EXERCISE OBJECTIVE
Can you retype every record below exactly as written?

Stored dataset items
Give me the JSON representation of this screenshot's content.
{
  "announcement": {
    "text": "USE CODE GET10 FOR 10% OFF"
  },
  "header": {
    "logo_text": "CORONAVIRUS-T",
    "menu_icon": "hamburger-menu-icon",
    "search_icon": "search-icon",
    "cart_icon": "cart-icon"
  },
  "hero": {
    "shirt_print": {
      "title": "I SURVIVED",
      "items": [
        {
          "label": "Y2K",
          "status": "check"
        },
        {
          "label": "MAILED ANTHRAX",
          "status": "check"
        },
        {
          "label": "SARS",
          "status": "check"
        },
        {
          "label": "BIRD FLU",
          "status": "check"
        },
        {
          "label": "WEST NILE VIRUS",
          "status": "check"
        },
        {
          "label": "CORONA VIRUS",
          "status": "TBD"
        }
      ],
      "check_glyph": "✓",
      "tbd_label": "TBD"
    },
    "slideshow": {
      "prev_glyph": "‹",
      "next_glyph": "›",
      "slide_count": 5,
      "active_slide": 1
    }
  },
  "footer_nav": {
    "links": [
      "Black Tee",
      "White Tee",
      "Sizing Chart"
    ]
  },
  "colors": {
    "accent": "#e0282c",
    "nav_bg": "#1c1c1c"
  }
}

SOLUTION TO THIS EXERCISE
Give me the JSON representation of this screenshot's content.
{
  "announcement": {
    "text": "USE CODE GET10 FOR 10% OFF"
  },
  "header": {
    "logo_text": "CORONAVIRUS-T",
    "menu_icon": "hamburger-menu-icon",
    "search_icon": "search-icon",
    "cart_icon": "cart-icon"
  },
  "hero": {
    "shirt_print": {
      "title": "I SURVIVED",
      "items": [
        {
          "label": "Y2K",
          "status": "check"
        },
        {
          "label": "MAILED ANTHRAX",
          "status": "check"
        },
        {
          "label": "SARS",
          "status": "check"
        },
        {
          "label": "BIRD FLU",
          "status": "check"
        },
        {
          "label": "WEST NILE VIRUS",
          "status": "check"
        },
        {
          "label": "CORONA VIRUS",
          "status": "TBD"
        }
      ],
      "check_glyph": "✓",
      "tbd_label": "TBD"
    },
    "slideshow": {
      "prev_glyph": "‹",
      "next_glyph": "›",
      "slide_count": 5,
      "active_slide": 1
    }
  },
  "footer_nav": {
    "links": [
      "Black Tee",
      "White Tee",
      "Sizing Chart"
    ]
  },
  "colors": {
    "accent": "#e0282c",
    "nav_bg": "#1c1c1c"
  }
}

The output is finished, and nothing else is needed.